### Goal
Where a line holds the string "title", return that line.
..............................
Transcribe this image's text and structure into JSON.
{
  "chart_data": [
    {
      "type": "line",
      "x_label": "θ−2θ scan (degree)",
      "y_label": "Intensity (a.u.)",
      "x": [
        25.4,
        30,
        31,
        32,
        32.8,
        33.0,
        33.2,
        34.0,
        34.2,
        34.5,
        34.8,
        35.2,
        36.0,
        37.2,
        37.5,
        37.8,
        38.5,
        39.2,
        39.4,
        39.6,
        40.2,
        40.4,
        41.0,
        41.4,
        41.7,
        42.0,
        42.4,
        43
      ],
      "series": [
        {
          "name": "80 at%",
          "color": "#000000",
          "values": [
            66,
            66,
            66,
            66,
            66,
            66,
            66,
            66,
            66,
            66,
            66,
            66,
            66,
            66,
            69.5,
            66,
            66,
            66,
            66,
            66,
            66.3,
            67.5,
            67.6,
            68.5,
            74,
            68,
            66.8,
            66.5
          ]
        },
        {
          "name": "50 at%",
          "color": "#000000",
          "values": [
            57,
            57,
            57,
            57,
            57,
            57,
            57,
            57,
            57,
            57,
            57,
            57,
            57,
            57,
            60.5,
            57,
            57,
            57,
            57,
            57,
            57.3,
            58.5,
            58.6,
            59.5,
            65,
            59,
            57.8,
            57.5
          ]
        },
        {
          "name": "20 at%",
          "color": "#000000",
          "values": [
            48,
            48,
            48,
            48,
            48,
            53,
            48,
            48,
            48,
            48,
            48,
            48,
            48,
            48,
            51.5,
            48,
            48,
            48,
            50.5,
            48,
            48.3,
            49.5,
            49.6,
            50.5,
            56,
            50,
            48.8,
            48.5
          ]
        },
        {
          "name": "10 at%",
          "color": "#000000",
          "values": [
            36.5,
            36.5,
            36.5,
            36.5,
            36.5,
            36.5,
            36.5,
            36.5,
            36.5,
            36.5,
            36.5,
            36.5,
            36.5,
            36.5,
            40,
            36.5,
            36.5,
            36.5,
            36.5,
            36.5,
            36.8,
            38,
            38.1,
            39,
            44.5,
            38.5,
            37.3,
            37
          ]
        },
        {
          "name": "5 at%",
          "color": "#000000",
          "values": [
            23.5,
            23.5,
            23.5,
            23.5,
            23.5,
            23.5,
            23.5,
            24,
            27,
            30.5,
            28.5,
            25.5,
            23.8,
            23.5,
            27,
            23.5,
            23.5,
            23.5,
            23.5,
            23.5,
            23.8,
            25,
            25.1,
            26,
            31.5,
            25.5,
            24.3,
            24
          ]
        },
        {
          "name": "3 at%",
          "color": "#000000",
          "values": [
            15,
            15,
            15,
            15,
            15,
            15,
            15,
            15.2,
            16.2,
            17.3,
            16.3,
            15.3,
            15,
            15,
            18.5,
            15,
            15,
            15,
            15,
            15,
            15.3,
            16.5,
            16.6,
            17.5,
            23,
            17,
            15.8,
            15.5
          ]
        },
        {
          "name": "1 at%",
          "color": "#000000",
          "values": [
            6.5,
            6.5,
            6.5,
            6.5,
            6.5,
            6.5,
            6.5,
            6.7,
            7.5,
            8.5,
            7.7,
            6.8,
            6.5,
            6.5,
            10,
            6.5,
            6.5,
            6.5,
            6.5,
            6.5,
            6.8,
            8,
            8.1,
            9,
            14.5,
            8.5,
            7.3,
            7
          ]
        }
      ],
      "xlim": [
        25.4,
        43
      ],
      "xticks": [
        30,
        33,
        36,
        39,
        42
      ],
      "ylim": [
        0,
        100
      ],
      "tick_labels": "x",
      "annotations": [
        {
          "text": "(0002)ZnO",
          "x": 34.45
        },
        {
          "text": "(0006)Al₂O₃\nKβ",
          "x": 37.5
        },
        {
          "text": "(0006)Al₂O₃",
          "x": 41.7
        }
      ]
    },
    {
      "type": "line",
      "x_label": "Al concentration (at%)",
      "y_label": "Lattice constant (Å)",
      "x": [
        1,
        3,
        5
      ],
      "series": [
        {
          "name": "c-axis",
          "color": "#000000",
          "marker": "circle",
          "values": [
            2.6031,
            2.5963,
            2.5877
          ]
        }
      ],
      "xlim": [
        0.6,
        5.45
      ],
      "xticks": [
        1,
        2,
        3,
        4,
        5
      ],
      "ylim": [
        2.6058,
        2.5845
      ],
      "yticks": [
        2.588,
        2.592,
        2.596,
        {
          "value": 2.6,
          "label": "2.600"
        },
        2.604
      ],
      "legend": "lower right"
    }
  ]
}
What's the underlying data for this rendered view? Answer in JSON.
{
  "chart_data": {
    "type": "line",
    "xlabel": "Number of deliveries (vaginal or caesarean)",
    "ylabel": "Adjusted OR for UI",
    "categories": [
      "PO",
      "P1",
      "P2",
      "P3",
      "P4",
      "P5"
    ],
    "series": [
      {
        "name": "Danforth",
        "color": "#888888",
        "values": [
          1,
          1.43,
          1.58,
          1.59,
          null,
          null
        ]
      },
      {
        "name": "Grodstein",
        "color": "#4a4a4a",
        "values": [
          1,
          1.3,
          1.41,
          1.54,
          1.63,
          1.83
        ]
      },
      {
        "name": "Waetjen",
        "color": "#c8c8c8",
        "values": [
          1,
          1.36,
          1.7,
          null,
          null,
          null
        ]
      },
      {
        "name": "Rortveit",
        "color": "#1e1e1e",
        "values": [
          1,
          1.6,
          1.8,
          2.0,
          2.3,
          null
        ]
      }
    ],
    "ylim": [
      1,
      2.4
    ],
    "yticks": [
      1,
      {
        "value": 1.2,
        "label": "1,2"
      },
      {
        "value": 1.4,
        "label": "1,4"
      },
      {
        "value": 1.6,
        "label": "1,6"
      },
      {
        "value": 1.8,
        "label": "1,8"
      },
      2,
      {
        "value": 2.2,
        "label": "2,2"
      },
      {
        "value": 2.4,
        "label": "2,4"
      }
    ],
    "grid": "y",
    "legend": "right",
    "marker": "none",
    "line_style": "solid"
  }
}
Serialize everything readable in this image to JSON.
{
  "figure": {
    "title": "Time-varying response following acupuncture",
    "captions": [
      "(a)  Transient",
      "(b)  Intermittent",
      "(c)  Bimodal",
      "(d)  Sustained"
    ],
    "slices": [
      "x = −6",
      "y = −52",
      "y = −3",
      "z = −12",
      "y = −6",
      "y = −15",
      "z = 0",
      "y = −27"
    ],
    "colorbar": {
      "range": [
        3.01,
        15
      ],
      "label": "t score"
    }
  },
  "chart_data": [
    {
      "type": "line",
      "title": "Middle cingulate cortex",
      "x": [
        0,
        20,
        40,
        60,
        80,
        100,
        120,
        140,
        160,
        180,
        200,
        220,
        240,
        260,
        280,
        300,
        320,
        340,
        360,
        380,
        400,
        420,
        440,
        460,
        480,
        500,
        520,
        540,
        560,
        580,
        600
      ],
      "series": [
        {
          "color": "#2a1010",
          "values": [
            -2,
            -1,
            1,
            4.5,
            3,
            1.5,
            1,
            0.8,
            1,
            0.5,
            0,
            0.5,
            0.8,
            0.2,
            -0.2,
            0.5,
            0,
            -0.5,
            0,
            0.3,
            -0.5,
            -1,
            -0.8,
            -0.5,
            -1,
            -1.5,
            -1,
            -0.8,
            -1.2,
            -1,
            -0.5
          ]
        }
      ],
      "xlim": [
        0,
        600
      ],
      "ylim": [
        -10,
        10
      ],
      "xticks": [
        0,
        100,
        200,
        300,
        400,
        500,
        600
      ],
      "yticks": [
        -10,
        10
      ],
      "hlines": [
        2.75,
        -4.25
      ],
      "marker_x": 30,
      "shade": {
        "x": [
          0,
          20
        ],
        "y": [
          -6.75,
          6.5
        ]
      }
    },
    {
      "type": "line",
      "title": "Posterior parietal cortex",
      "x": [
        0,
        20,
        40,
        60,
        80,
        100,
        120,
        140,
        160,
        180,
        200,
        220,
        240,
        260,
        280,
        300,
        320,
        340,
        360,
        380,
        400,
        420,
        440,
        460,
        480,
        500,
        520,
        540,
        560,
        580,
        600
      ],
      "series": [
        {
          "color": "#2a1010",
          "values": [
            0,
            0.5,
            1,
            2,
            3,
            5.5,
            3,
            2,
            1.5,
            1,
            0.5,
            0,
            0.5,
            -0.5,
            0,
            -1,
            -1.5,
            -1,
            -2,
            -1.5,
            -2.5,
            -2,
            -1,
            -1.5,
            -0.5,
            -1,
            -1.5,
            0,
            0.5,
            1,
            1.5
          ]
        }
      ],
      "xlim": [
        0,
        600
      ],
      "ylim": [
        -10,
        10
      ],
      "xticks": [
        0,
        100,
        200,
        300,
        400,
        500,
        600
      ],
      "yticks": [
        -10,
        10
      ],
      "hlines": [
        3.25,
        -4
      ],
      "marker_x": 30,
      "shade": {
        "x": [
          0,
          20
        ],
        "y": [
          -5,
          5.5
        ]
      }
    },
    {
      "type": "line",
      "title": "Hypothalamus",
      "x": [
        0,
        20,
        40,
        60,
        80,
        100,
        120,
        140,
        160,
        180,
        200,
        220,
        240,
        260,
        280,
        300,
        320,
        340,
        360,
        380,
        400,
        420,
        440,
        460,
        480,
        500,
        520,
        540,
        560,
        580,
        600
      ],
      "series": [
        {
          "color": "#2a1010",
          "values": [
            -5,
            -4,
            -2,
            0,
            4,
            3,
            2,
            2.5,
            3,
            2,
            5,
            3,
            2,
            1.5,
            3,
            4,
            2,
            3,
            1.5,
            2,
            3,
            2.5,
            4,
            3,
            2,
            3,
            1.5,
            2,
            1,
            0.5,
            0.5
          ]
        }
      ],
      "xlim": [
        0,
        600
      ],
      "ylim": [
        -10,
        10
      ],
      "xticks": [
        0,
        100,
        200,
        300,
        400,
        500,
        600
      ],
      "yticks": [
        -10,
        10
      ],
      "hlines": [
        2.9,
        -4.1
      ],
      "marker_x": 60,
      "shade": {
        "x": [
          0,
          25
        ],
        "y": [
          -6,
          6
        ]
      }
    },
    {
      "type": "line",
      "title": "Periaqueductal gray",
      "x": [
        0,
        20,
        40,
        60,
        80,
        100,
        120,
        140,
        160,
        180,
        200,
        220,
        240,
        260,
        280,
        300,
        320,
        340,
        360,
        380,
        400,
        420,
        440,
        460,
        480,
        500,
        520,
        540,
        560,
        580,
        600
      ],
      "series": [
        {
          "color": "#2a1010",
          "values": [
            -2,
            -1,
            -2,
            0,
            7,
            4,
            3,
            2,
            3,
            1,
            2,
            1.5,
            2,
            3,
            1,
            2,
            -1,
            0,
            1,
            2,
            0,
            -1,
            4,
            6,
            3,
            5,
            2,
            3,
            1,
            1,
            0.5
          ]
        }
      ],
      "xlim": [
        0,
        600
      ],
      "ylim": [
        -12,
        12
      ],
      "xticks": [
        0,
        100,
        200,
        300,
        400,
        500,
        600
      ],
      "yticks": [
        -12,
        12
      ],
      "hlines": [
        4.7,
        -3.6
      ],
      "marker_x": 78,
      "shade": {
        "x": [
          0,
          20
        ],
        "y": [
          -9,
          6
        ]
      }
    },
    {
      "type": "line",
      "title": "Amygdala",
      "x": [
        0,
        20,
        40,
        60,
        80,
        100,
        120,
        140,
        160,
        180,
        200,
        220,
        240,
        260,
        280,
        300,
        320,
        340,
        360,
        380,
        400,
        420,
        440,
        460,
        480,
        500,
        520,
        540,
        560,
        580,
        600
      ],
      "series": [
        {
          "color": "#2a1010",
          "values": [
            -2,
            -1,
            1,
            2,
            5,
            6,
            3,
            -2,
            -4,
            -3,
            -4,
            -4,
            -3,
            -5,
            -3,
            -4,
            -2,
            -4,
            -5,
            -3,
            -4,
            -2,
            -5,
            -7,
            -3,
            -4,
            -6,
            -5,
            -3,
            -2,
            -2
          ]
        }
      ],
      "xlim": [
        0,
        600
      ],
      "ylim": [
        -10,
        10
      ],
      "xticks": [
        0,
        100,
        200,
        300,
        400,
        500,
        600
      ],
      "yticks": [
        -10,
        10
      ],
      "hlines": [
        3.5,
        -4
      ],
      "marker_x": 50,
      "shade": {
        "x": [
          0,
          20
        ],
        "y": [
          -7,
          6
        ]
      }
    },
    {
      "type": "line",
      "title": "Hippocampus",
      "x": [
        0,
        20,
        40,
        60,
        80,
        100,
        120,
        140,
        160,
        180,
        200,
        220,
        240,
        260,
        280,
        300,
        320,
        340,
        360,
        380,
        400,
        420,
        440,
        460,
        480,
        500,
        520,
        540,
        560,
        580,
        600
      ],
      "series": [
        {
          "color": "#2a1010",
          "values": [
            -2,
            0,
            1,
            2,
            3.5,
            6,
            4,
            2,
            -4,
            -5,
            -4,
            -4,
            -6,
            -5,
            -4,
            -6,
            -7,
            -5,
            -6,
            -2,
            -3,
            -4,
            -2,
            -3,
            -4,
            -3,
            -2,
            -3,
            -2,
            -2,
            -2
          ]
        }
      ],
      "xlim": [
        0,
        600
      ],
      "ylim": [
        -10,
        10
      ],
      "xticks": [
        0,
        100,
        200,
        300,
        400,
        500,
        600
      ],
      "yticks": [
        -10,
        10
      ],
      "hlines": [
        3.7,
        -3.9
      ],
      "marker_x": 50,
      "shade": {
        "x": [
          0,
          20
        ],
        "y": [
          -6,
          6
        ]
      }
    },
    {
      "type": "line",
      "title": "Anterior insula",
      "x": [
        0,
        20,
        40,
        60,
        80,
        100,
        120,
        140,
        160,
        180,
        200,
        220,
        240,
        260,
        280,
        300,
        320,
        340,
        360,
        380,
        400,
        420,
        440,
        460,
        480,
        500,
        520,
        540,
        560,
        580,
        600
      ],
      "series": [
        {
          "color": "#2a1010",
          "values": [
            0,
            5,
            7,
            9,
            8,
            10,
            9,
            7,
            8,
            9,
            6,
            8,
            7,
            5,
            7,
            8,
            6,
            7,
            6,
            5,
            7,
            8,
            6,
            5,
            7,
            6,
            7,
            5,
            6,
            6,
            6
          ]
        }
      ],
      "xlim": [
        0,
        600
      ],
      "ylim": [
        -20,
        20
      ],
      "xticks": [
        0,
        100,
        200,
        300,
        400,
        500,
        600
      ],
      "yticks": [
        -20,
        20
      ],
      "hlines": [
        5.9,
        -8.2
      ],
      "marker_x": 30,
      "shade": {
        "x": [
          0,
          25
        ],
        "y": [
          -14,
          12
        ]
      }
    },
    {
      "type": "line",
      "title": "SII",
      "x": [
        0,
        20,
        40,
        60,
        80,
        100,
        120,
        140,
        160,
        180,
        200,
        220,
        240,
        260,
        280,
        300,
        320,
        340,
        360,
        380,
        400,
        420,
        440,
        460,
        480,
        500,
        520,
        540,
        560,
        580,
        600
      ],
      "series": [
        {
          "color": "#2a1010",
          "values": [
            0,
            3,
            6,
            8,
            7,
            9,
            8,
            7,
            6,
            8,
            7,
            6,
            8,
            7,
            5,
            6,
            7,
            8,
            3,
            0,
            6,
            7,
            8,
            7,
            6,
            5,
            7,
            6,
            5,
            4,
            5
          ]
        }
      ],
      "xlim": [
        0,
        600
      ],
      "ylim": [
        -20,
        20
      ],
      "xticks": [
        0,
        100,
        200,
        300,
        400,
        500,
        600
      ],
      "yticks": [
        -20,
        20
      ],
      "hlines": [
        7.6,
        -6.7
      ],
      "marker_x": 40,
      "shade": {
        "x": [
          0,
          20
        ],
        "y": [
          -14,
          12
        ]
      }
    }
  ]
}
..............................
### Task answer
    "title": "Time-varying response following acupuncture",
      "title": "Middle cingulate cortex",
      "title": "Posterior parietal cortex",
      "title": "Hypothalamus",
      "title": "Periaqueductal gray",
      "title": "Amygdala",
      "title": "Hippocampus",
      "title": "Anterior insula",
      "title": "SII",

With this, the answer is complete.